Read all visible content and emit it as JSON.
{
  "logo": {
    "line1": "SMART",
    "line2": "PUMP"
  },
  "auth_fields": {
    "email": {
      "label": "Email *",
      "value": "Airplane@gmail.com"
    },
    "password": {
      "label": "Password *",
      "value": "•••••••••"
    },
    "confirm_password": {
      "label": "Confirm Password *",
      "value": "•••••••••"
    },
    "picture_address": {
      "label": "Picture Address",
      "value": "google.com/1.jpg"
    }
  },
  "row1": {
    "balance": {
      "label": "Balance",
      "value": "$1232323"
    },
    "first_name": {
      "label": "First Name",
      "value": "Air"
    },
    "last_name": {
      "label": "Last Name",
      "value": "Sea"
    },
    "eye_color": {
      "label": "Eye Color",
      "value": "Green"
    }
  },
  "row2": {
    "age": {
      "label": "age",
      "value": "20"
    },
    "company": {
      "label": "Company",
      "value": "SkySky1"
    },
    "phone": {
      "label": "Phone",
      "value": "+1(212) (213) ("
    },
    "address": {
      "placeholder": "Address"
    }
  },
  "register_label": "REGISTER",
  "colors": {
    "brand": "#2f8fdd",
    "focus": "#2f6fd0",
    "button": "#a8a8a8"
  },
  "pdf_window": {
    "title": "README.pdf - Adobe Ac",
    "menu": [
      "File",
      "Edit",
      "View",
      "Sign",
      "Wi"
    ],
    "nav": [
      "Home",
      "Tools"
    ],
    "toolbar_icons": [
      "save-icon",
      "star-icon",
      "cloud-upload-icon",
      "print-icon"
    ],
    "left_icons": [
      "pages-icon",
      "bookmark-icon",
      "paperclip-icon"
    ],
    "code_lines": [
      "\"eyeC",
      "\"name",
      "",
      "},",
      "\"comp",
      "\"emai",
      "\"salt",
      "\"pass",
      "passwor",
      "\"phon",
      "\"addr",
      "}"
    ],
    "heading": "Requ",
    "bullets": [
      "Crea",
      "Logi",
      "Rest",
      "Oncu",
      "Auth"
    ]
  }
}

> [Task details]
Retype the records that precede this task, keeping them exactly the same.

> [Result]
Read all visible content and emit it as JSON.
{
  "logo": {
    "line1": "SMART",
    "line2": "PUMP"
  },
  "auth_fields": {
    "email": {
      "label": "Email *",
      "value": "Airplane@gmail.com"
    },
    "password": {
      "label": "Password *",
      "value": "•••••••••"
    },
    "confirm_password": {
      "label": "Confirm Password *",
      "value": "•••••••••"
    },
    "picture_address": {
      "label": "Picture Address",
      "value": "google.com/1.jpg"
    }
  },
  "row1": {
    "balance": {
      "label": "Balance",
      "value": "$1232323"
    },
    "first_name": {
      "label": "First Name",
      "value": "Air"
    },
    "last_name": {
      "label": "Last Name",
      "value": "Sea"
    },
    "eye_color": {
      "label": "Eye Color",
      "value": "Green"
    }
  },
  "row2": {
    "age": {
      "label": "age",
      "value": "20"
    },
    "company": {
      "label": "Company",
      "value": "SkySky1"
    },
    "phone": {
      "label": "Phone",
      "value": "+1(212) (213) ("
    },
    "address": {
      "placeholder": "Address"
    }
  },
  "register_label": "REGISTER",
  "colors": {
    "brand": "#2f8fdd",
    "focus": "#2f6fd0",
    "button": "#a8a8a8"
  },
  "pdf_window": {
    "title": "README.pdf - Adobe Ac",
    "menu": [
      "File",
      "Edit",
      "View",
      "Sign",
      "Wi"
    ],
    "nav": [
      "Home",
      "Tools"
    ],
    "toolbar_icons": [
      "save-icon",
      "star-icon",
      "cloud-upload-icon",
      "print-icon"
    ],
    "left_icons": [
      "pages-icon",
      "bookmark-icon",
      "paperclip-icon"
    ],
    "code_lines": [
      "\"eyeC",
      "\"name",
      "",
      "},",
      "\"comp",
      "\"emai",
      "\"salt",
      "\"pass",
      "passwor",
      "\"phon",
      "\"addr",
      "}"
    ],
    "heading": "Requ",
    "bullets": [
      "Crea",
      "Logi",
      "Rest",
      "Oncu",
      "Auth"
    ]
  }
}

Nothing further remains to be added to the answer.